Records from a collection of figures
- - -

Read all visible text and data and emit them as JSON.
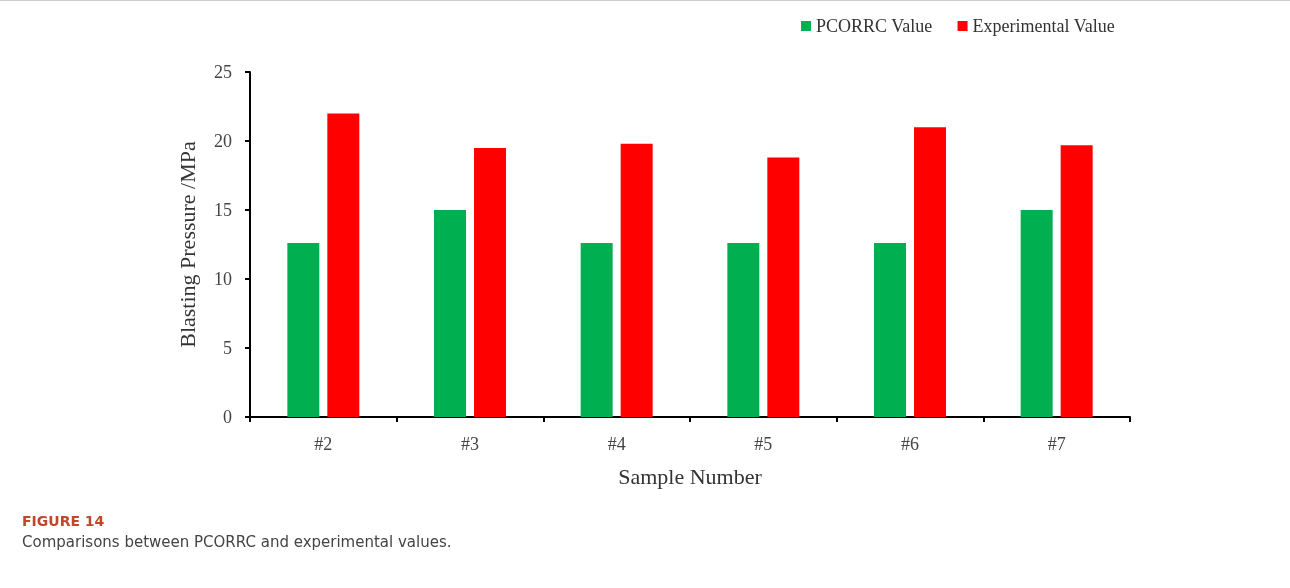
{
  "chart_data": {
    "type": "bar",
    "title": "FIGURE 14",
    "subtitle": "Comparisons between PCORRC and experimental values.",
    "xlabel": "Sample Number",
    "ylabel": "Blasting Pressure /MPa",
    "categories": [
      "#2",
      "#3",
      "#4",
      "#5",
      "#6",
      "#7"
    ],
    "series": [
      {
        "name": "PCORRC Value",
        "color": "#00b050",
        "values": [
          12.6,
          15.0,
          12.6,
          12.6,
          12.6,
          15.0
        ]
      },
      {
        "name": "Experimental Value",
        "color": "#ff0000",
        "values": [
          22.0,
          19.5,
          19.8,
          18.8,
          21.0,
          19.7
        ]
      }
    ],
    "ylim": [
      0,
      25
    ],
    "yticks": [
      0,
      5,
      10,
      15,
      20,
      25
    ],
    "grid": false,
    "legend": "top right"
  }
}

- - -

Written task
Copy out all lines above that include the string "PCORRC".

Result below
    "subtitle": "Comparisons between PCORRC and experimental values.",
        "name": "PCORRC Value",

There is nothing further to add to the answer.